Work to complete: Search the listing below for the string "仍不缴纳的" and copy every line where it occurs.

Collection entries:
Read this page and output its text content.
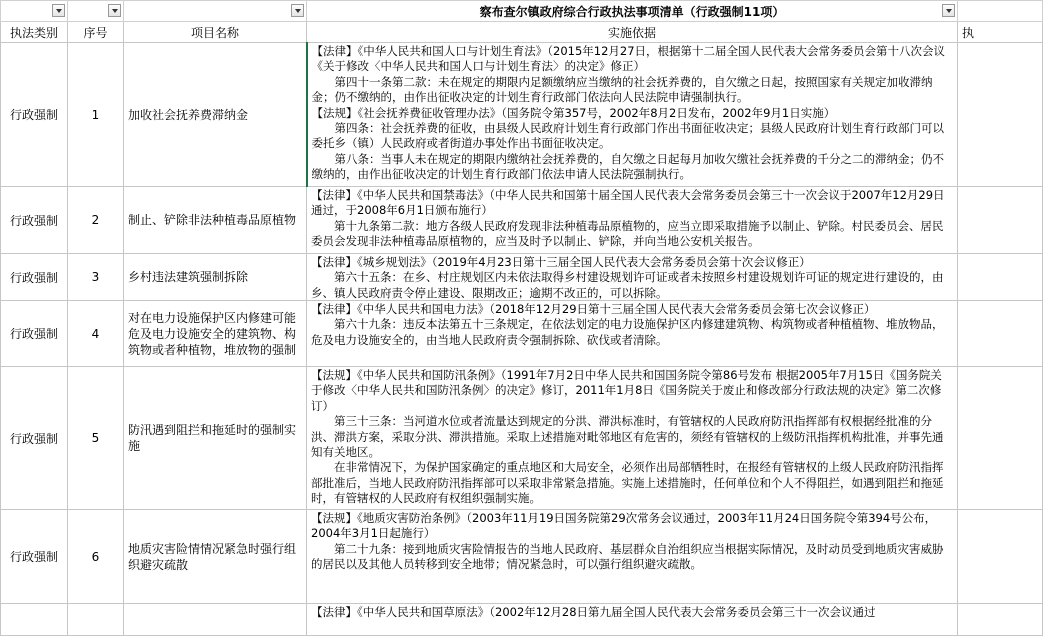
	察布查尔镇政府综合行政执法事项清单（行政强制11项）

执法类别	序号	项目名称	实施依据	执
行政强制	1	加收社会抚养费滞纳金	【法律】《中华人民共和国人口与计划生育法》（2015年12月27日，根据第十二届全国人民代表大会常务委员会第十八次会议《关于修改〈中华人民共和国人口与计划生育法〉的决定》修正）

第四十一条第二款：未在规定的期限内足额缴纳应当缴纳的社会抚养费的，自欠缴之日起，按照国家有关规定加收滞纳金；仍不缴纳的，由作出征收决定的计划生育行政部门依法向人民法院申请强制执行。

【法规】《社会抚养费征收管理办法》（国务院令第357号，2002年8月2日发布，2002年9月1日实施）

第四条：社会抚养费的征收，由县级人民政府计划生育行政部门作出书面征收决定；县级人民政府计划生育行政部门可以委托乡（镇）人民政府或者街道办事处作出书面征收决定。

第八条：当事人未在规定的期限内缴纳社会抚养费的，自欠缴之日起每月加收欠缴社会抚养费的千分之二的滞纳金；仍不缴纳的，由作出征收决定的计划生育行政部门依法申请人民法院强制执行。	

行政强制	2	制止、铲除非法种植毒品原植物	【法律】《中华人民共和国禁毒法》（中华人民共和国第十届全国人民代表大会常务委员会第三十一次会议于2007年12月29日通过，于2008年6月1日颁布施行）

第十九条第二款：地方各级人民政府发现非法种植毒品原植物的，应当立即采取措施予以制止、铲除。村民委员会、居民委员会发现非法种植毒品原植物的，应当及时予以制止、铲除，并向当地公安机关报告。	

行政强制	3	乡村违法建筑强制拆除	【法律】《城乡规划法》（2019年4月23日第十三届全国人民代表大会常务委员会第十次会议修正）

第六十五条：在乡、村庄规划区内未依法取得乡村建设规划许可证或者未按照乡村建设规划许可证的规定进行建设的，由乡、镇人民政府责令停止建设、限期改正；逾期不改正的，可以拆除。	

行政强制	4	对在电力设施保护区内修建可能危及电力设施安全的建筑物、构筑物或者种植物，堆放物的强制	【法律】《中华人民共和国电力法》（2018年12月29日第十三届全国人民代表大会常务委员会第七次会议修正）

第六十九条：违反本法第五十三条规定，在依法划定的电力设施保护区内修建建筑物、构筑物或者种植植物、堆放物品，危及电力设施安全的，由当地人民政府责令强制拆除、砍伐或者清除。	

行政强制	5	防汛遇到阻拦和拖延时的强制实施	【法规】《中华人民共和国防汛条例》（1991年7月2日中华人民共和国国务院令第86号发布 根据2005年7月15日《国务院关于修改〈中华人民共和国防汛条例〉的决定》修订，2011年1月8日《国务院关于废止和修改部分行政法规的决定》第二次修订）

第三十三条：当河道水位或者流量达到规定的分洪、滞洪标准时，有管辖权的人民政府防汛指挥部有权根据经批准的分洪、滞洪方案，采取分洪、滞洪措施。采取上述措施对毗邻地区有危害的，须经有管辖权的上级防汛指挥机构批准，并事先通知有关地区。

在非常情况下，为保护国家确定的重点地区和大局安全，必须作出局部牺牲时，在报经有管辖权的上级人民政府防汛指挥部批准后，当地人民政府防汛指挥部可以采取非常紧急措施。实施上述措施时，任何单位和个人不得阻拦，如遇到阻拦和拖延时，有管辖权的人民政府有权组织强制实施。	

行政强制	6	地质灾害险情情况紧急时强行组织避灾疏散	【法规】《地质灾害防治条例》（2003年11月19日国务院第29次常务会议通过，2003年11月24日国务院令第394号公布，2004年3月1日起施行）

第二十九条：接到地质灾害险情报告的当地人民政府、基层群众自治组织应当根据实际情况，及时动员受到地质灾害威胁的居民以及其他人员转移到安全地带；情况紧急时，可以强行组织避灾疏散。	

			【法律】《中华人民共和国草原法》（2002年12月28日第九届全国人民代表大会常务委员会第三十一次会议通过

Worked answer:
第四十一条第二款：未在规定的期限内足额缴纳应当缴纳的社会抚养费的，自欠缴之日起，按照国家有关规定加收滞纳金；仍不缴纳的，由作出征收决定的计划生育行政部门依法向人民法院申请强制执行。
第八条：当事人未在规定的期限内缴纳社会抚养费的，自欠缴之日起每月加收欠缴社会抚养费的千分之二的滞纳金；仍不缴纳的，由作出征收决定的计划生育行政部门依法申请人民法院强制执行。	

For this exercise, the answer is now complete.